## start

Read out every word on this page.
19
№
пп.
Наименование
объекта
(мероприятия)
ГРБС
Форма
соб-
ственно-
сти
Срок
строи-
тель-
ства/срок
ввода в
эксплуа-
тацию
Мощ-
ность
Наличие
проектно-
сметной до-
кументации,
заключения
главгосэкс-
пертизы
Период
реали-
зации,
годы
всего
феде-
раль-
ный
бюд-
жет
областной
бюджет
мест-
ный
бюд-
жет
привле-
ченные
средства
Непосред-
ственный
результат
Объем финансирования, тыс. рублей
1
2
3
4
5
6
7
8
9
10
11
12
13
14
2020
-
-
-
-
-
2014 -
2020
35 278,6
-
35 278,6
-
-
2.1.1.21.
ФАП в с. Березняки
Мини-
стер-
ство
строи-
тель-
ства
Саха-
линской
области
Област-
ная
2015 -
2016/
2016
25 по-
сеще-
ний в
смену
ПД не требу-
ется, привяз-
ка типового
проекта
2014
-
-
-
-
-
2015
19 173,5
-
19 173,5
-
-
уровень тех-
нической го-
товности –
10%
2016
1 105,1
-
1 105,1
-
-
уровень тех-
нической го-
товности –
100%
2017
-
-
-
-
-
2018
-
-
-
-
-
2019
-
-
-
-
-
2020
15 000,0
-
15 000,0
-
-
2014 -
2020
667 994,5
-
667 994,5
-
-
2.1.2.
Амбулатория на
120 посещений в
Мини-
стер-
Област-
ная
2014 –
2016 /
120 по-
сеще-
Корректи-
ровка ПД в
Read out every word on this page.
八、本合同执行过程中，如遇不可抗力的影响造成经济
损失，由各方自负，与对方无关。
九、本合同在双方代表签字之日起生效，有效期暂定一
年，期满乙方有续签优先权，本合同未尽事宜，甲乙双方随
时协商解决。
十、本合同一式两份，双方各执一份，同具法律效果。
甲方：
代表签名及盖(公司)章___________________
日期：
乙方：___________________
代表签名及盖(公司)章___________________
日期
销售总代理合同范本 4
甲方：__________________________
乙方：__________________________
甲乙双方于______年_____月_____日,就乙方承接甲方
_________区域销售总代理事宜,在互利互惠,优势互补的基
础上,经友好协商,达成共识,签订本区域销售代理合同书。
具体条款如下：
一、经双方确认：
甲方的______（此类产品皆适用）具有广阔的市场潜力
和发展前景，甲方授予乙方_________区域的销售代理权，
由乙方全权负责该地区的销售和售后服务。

## end

From the records above, extract every line exactly as it stands.

- **Output**:
Read out every word on this page.
19
№
пп.
Наименование
объекта
(мероприятия)
ГРБС
Форма
соб-
ственно-
сти
Срок
строи-
тель-
ства/срок
ввода в
эксплуа-
тацию
Мощ-
ность
Наличие
проектно-
сметной до-
кументации,
заключения
главгосэкс-
пертизы
Период
реали-
зации,
годы
всего
феде-
раль-
ный
бюд-
жет
областной
бюджет
мест-
ный
бюд-
жет
привле-
ченные
средства
Непосред-
ственный
результат
Объем финансирования, тыс. рублей
1
2
3
4
5
6
7
8
9
10
11
12
13
14
2020
-
-
-
-
-
2014 -
2020
35 278,6
-
35 278,6
-
-
2.1.1.21.
ФАП в с. Березняки
Мини-
стер-
ство
строи-
тель-
ства
Саха-
линской
области
Област-
ная
2015 -
2016/
2016
25 по-
сеще-
ний в
смену
ПД не требу-
ется, привяз-
ка типового
проекта
2014
-
-
-
-
-
2015
19 173,5
-
19 173,5
-
-
уровень тех-
нической го-
товности –
10%
2016
1 105,1
-
1 105,1
-
-
уровень тех-
нической го-
товности –
100%
2017
-
-
-
-
-
2018
-
-
-
-
-
2019
-
-
-
-
-
2020
15 000,0
-
15 000,0
-
-
2014 -
2020
667 994,5
-
667 994,5
-
-
2.1.2.
Амбулатория на
120 посещений в
Мини-
стер-
Област-
ная
2014 –
2016 /
120 по-
сеще-
Корректи-
ровка ПД в
Read out every word on this page.
八、本合同执行过程中，如遇不可抗力的影响造成经济
损失，由各方自负，与对方无关。
九、本合同在双方代表签字之日起生效，有效期暂定一
年，期满乙方有续签优先权，本合同未尽事宜，甲乙双方随
时协商解决。
十、本合同一式两份，双方各执一份，同具法律效果。
甲方：
代表签名及盖(公司)章___________________
日期：
乙方：___________________
代表签名及盖(公司)章___________________
日期
销售总代理合同范本 4
甲方：__________________________
乙方：__________________________
甲乙双方于______年_____月_____日,就乙方承接甲方
_________区域销售总代理事宜,在互利互惠,优势互补的基
础上,经友好协商,达成共识,签订本区域销售代理合同书。
具体条款如下：
一、经双方确认：
甲方的______（此类产品皆适用）具有广阔的市场潜力
和发展前景，甲方授予乙方_________区域的销售代理权，
由乙方全权负责该地区的销售和售后服务。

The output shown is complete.